__Exercise__.
Scan the listing below and copy every line holding "speed".

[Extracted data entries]
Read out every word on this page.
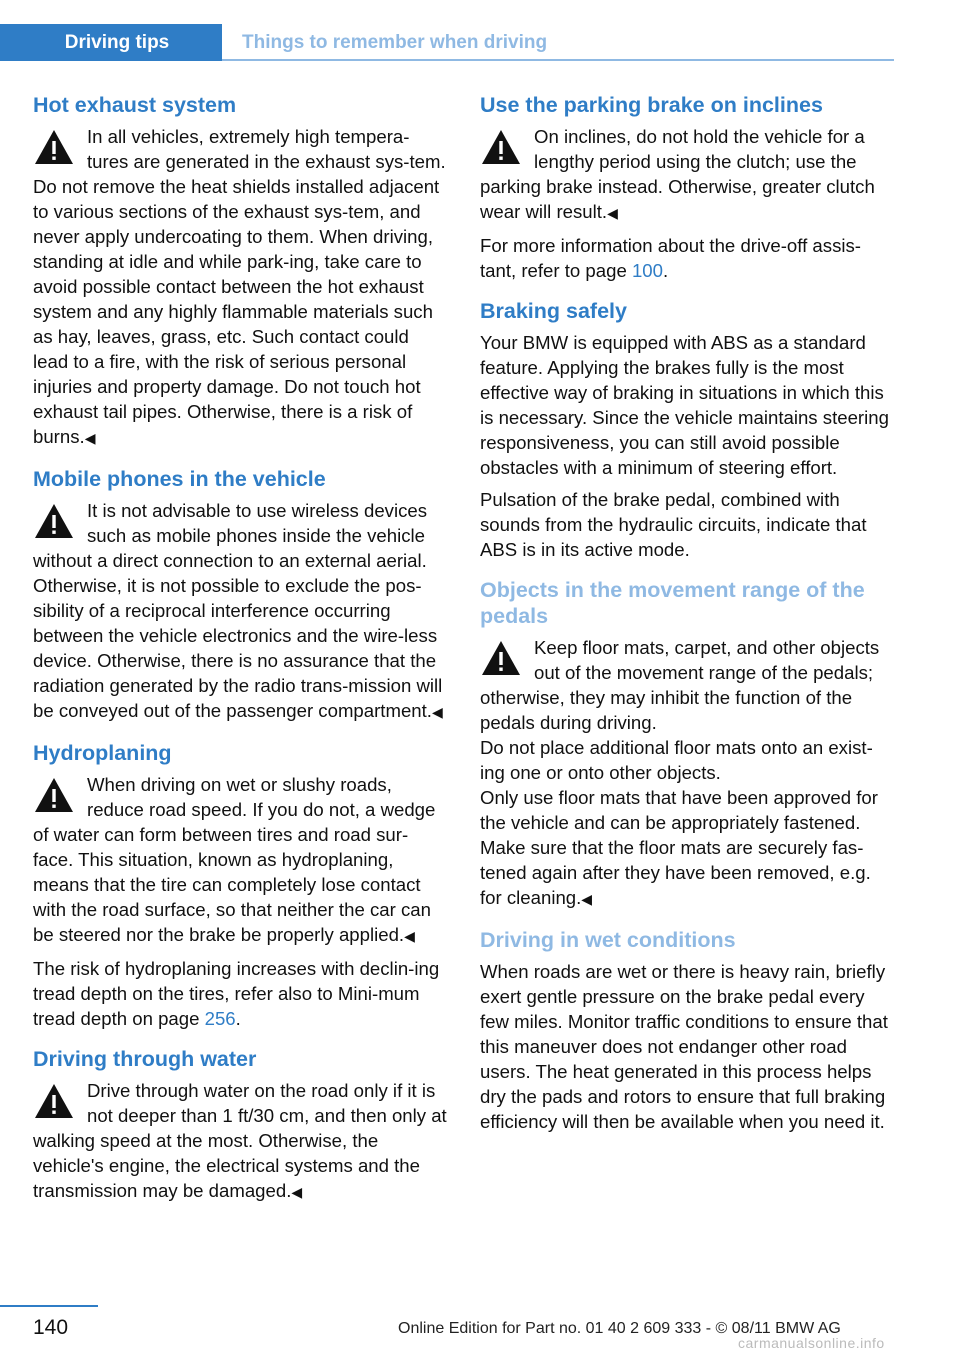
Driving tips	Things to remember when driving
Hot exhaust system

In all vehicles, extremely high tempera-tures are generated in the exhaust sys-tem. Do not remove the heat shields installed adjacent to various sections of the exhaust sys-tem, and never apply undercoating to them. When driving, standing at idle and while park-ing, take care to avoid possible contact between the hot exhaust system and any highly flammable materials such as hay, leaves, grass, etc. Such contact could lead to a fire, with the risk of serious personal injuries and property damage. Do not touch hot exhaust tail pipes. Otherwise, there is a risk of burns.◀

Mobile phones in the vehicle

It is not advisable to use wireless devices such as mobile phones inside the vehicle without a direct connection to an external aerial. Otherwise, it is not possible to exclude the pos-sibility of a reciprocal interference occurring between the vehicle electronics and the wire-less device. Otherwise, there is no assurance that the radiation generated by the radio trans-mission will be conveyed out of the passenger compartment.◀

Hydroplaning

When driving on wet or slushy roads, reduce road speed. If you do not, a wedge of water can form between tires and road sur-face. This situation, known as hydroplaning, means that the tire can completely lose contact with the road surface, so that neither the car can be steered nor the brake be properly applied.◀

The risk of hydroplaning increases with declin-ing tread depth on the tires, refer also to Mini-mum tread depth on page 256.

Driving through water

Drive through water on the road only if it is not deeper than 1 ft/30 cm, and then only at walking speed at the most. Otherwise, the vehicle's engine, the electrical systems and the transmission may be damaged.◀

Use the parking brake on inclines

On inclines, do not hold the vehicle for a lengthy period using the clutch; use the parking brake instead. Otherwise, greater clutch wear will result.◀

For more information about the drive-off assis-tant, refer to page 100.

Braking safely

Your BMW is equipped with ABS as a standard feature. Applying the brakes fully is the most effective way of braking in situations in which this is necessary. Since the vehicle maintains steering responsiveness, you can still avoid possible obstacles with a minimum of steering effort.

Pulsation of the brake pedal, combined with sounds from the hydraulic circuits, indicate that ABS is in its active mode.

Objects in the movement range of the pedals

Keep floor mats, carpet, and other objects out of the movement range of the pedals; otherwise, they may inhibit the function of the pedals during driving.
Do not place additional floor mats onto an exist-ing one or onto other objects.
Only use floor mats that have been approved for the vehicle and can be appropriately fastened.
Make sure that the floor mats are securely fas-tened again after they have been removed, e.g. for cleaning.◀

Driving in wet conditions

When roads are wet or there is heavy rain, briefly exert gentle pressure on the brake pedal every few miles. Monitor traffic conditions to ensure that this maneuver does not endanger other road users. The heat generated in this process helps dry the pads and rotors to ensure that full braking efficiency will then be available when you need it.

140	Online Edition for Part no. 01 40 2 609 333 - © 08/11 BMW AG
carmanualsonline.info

__Solution for this exercise__.
When driving on wet or slushy roads, reduce road speed. If you do not, a wedge of water can form between tires and road sur-face. This situation, known as hydroplaning, means that the tire can completely lose contact with the road surface, so that neither the car can be steered nor the brake be properly applied.◀
Drive through water on the road only if it is not deeper than 1 ft/30 cm, and then only at walking speed at the most. Otherwise, the vehicle's engine, the electrical systems and the transmission may be damaged.◀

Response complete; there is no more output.